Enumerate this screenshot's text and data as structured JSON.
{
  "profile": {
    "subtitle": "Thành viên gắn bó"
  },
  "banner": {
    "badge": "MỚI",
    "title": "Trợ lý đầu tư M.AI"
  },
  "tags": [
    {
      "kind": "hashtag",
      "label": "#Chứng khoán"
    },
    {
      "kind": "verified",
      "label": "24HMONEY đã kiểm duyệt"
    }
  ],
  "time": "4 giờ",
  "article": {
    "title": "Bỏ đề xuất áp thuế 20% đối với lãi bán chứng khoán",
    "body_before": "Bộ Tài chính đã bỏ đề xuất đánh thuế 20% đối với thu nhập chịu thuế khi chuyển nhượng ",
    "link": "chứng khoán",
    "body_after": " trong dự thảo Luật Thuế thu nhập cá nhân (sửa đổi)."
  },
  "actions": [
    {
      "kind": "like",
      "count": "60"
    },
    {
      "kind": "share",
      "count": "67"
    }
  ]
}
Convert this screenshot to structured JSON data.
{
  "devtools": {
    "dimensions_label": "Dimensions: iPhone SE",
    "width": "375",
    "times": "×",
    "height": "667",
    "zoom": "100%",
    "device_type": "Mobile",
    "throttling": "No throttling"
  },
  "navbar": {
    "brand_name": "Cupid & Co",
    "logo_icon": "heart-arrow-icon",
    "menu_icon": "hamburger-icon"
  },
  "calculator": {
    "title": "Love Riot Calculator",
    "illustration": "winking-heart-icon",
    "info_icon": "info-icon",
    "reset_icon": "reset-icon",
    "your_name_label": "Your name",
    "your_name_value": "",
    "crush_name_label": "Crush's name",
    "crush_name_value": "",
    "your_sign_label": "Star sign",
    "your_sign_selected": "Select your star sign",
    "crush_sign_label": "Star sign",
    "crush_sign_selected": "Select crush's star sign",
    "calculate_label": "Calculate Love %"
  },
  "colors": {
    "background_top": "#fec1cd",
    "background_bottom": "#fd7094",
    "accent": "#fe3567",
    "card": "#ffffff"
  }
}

● ● ●

▶ Task directions:
Search the entries for "structured" and copy out each line that has it.

▶ Task answer:
Enumerate this screenshot's text and data as structured JSON.
Convert this screenshot to structured JSON data.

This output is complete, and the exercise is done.